Given instruction.
Extract every line from the records below that contains the word "Rainfall".

Exercise materials.
— START —

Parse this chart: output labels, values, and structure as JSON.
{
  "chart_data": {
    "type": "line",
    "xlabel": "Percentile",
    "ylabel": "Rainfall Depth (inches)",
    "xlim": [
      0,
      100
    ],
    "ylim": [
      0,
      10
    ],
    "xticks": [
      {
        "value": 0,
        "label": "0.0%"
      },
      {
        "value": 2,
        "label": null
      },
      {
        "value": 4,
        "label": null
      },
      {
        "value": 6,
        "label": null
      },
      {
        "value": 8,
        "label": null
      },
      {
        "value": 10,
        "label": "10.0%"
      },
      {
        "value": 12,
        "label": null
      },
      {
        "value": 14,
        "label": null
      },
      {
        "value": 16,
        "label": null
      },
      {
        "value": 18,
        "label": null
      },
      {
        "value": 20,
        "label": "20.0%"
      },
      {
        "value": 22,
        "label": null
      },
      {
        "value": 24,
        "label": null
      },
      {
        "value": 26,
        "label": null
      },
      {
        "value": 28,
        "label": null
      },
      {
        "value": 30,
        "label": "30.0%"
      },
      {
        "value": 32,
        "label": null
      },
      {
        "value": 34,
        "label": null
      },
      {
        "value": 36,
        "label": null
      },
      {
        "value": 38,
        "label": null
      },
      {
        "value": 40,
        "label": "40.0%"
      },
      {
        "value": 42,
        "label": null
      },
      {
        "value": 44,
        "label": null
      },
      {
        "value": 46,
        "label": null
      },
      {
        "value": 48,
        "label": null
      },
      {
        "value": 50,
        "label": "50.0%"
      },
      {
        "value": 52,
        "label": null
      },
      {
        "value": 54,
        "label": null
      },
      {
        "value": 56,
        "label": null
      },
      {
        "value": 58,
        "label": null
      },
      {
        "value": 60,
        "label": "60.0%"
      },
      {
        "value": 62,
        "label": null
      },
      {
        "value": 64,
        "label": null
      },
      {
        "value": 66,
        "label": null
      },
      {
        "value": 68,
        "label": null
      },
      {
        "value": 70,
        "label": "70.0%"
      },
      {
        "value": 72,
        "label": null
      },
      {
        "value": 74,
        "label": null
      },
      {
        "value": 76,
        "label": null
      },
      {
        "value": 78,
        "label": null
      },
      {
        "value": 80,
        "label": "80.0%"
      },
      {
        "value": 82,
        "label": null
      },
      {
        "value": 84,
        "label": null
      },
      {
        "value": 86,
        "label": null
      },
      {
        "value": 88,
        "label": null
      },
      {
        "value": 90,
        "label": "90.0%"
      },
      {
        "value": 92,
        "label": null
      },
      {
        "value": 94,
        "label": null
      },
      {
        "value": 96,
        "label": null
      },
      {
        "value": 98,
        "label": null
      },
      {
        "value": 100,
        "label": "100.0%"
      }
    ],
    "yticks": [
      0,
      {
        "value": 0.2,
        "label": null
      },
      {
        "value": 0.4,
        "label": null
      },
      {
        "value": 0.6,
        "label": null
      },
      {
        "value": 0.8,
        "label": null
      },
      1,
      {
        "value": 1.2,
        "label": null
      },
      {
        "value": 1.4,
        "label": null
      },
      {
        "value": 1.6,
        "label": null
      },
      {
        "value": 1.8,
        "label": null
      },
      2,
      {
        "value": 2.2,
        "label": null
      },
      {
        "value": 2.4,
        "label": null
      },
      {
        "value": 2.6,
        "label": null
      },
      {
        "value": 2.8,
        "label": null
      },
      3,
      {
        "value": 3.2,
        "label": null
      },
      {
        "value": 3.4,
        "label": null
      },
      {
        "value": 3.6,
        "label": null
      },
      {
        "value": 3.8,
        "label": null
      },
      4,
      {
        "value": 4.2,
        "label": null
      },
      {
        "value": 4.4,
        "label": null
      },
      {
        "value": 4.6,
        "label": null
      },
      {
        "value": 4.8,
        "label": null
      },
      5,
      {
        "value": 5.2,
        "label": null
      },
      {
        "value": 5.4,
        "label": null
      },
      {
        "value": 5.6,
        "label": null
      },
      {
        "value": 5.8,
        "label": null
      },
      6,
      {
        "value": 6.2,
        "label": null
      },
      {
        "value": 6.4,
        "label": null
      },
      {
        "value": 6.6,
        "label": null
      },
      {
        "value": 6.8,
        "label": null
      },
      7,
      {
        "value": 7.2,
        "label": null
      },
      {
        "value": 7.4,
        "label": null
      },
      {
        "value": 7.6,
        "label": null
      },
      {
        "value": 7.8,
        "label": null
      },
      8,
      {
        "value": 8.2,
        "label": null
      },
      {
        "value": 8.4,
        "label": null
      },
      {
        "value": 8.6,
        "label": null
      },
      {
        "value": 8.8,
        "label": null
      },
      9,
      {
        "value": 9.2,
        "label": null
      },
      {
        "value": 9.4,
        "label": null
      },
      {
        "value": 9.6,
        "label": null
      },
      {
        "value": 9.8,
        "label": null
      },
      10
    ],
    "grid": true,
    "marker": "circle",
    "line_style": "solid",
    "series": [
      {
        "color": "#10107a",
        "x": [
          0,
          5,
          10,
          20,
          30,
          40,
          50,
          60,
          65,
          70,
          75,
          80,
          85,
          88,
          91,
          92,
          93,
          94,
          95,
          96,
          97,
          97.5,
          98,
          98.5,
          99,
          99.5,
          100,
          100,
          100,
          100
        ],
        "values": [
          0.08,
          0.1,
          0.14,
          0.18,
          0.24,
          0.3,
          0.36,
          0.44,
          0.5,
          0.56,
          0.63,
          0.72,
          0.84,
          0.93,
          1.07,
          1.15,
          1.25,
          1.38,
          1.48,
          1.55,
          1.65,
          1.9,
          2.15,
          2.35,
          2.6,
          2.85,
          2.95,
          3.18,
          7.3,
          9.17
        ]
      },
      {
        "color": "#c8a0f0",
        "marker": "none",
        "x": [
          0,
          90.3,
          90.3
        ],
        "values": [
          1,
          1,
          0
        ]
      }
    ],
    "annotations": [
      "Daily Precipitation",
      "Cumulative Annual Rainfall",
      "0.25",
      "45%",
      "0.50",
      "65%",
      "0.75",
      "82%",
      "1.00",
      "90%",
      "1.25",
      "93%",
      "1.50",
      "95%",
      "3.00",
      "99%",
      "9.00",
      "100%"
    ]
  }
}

— END —

Task solution.
    "ylabel": "Rainfall Depth (inches)",
      "Cumulative Annual Rainfall",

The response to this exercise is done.